::: Supplied records

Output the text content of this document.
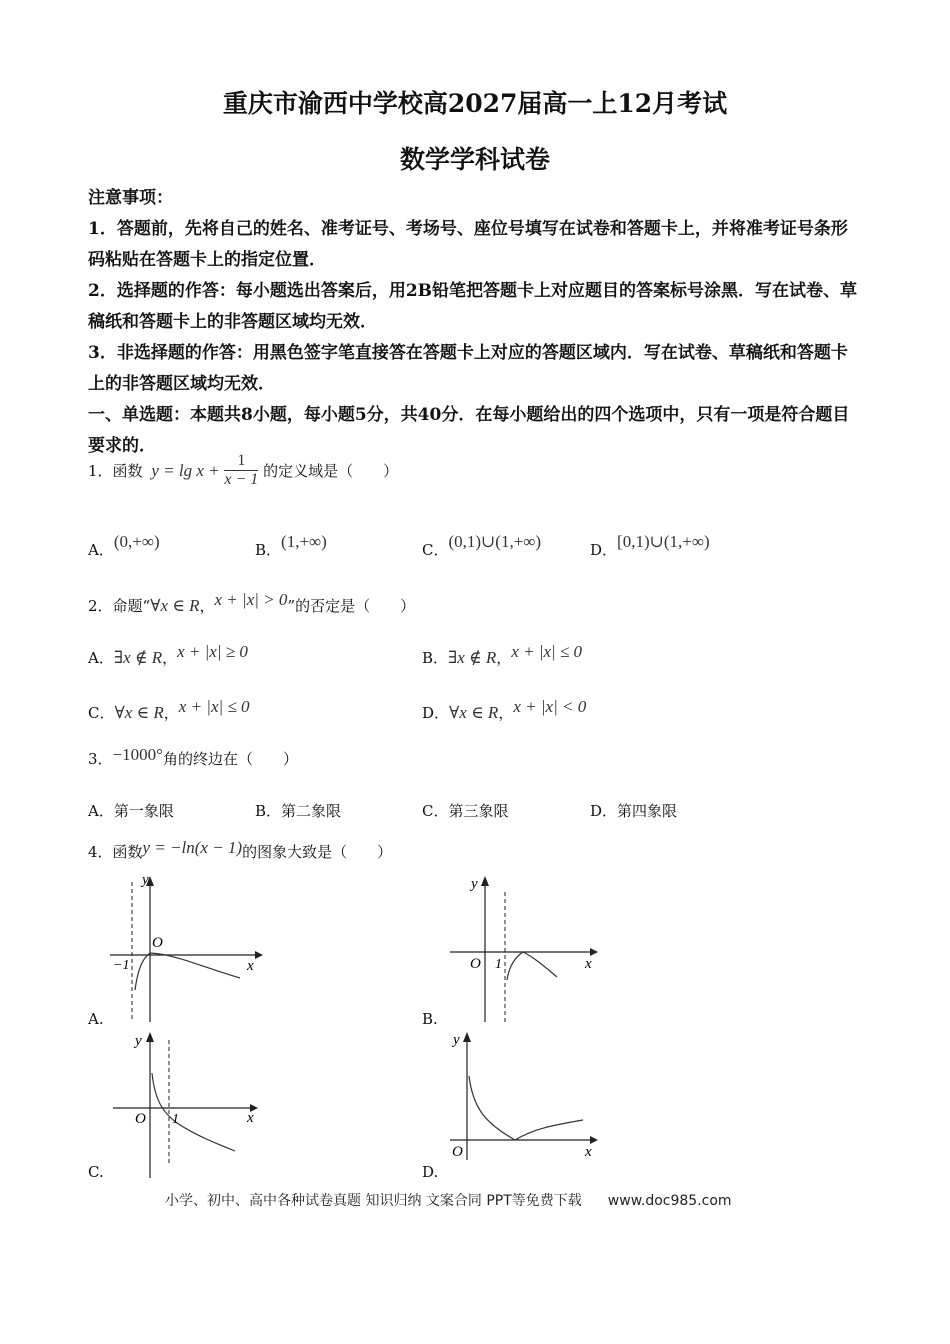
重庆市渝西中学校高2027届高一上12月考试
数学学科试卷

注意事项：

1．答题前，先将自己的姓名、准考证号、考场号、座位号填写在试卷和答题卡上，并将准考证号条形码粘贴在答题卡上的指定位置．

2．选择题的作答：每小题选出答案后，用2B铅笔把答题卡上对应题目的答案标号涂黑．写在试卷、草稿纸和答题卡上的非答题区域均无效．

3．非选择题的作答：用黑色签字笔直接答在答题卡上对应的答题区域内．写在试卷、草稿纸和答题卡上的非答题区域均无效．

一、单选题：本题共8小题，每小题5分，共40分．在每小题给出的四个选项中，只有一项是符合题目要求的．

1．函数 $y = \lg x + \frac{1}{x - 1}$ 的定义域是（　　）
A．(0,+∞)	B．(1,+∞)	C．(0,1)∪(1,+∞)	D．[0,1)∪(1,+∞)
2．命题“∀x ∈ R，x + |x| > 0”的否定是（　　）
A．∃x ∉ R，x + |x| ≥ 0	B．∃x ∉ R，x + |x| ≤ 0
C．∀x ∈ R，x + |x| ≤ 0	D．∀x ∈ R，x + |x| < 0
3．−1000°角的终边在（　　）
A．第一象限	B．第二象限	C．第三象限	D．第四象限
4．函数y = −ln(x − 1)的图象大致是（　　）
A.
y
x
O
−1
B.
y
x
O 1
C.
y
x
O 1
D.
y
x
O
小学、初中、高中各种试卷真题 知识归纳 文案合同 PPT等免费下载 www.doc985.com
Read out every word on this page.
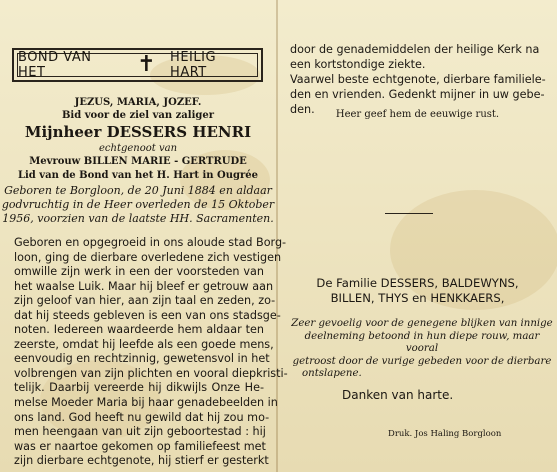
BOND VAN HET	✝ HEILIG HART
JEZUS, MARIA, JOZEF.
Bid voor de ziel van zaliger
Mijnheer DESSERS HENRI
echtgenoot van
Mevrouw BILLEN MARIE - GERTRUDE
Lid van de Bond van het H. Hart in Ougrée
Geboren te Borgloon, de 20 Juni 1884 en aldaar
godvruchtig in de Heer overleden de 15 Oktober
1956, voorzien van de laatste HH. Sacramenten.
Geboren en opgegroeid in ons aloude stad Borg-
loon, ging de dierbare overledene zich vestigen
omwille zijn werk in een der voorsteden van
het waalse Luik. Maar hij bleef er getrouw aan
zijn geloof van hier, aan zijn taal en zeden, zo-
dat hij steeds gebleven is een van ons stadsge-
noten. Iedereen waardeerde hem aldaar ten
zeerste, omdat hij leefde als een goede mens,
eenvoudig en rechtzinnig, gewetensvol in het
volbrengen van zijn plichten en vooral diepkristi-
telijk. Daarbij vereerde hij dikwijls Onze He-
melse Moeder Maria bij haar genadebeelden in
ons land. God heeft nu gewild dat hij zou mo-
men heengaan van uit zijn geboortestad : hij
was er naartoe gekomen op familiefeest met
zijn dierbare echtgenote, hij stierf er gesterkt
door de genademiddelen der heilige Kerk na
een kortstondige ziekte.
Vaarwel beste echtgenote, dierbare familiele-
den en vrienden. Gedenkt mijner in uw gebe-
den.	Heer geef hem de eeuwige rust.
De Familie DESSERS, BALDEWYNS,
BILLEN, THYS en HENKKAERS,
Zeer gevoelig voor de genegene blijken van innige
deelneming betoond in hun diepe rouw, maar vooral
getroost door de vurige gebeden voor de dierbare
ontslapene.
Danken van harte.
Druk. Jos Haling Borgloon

::::::

(Problem details): Return all of the entries exactly as written, but drop any pictures they hold.

(Complete response):
Output the text content of this document.
重庆市渝西中学校高2027届高一上12月考试
数学学科试卷

注意事项：

1．答题前，先将自己的姓名、准考证号、考场号、座位号填写在试卷和答题卡上，并将准考证号条形码粘贴在答题卡上的指定位置．

2．选择题的作答：每小题选出答案后，用2B铅笔把答题卡上对应题目的答案标号涂黑．写在试卷、草稿纸和答题卡上的非答题区域均无效．

3．非选择题的作答：用黑色签字笔直接答在答题卡上对应的答题区域内．写在试卷、草稿纸和答题卡上的非答题区域均无效．

一、单选题：本题共8小题，每小题5分，共40分．在每小题给出的四个选项中，只有一项是符合题目要求的．

1．函数 $y = \lg x + \frac{1}{x - 1}$ 的定义域是（　　）
A．(0,+∞)	B．(1,+∞)	C．(0,1)∪(1,+∞)	D．[0,1)∪(1,+∞)
2．命题“∀x ∈ R，x + |x| > 0”的否定是（　　）
A．∃x ∉ R，x + |x| ≥ 0	B．∃x ∉ R，x + |x| ≤ 0
C．∀x ∈ R，x + |x| ≤ 0	D．∀x ∈ R，x + |x| < 0
3．−1000°角的终边在（　　）
A．第一象限	B．第二象限	C．第三象限	D．第四象限
4．函数y = −ln(x − 1)的图象大致是（　　）
A.
y
x
O
−1
B.
y
x
O 1
C.
y
x
O 1
D.
y
x
O
小学、初中、高中各种试卷真题 知识归纳 文案合同 PPT等免费下载 www.doc985.com
Read out every word on this page.
BOND VAN HET	✝ HEILIG HART
JEZUS, MARIA, JOZEF.
Bid voor de ziel van zaliger
Mijnheer DESSERS HENRI
echtgenoot van
Mevrouw BILLEN MARIE - GERTRUDE
Lid van de Bond van het H. Hart in Ougrée
Geboren te Borgloon, de 20 Juni 1884 en aldaar
godvruchtig in de Heer overleden de 15 Oktober
1956, voorzien van de laatste HH. Sacramenten.
Geboren en opgegroeid in ons aloude stad Borg-
loon, ging de dierbare overledene zich vestigen
omwille zijn werk in een der voorsteden van
het waalse Luik. Maar hij bleef er getrouw aan
zijn geloof van hier, aan zijn taal en zeden, zo-
dat hij steeds gebleven is een van ons stadsge-
noten. Iedereen waardeerde hem aldaar ten
zeerste, omdat hij leefde als een goede mens,
eenvoudig en rechtzinnig, gewetensvol in het
volbrengen van zijn plichten en vooral diepkristi-
telijk. Daarbij vereerde hij dikwijls Onze He-
melse Moeder Maria bij haar genadebeelden in
ons land. God heeft nu gewild dat hij zou mo-
men heengaan van uit zijn geboortestad : hij
was er naartoe gekomen op familiefeest met
zijn dierbare echtgenote, hij stierf er gesterkt
door de genademiddelen der heilige Kerk na
een kortstondige ziekte.
Vaarwel beste echtgenote, dierbare familiele-
den en vrienden. Gedenkt mijner in uw gebe-
den.	Heer geef hem de eeuwige rust.
De Familie DESSERS, BALDEWYNS,
BILLEN, THYS en HENKKAERS,
Zeer gevoelig voor de genegene blijken van innige
deelneming betoond in hun diepe rouw, maar vooral
getroost door de vurige gebeden voor de dierbare
ontslapene.
Danken van harte.
Druk. Jos Haling Borgloon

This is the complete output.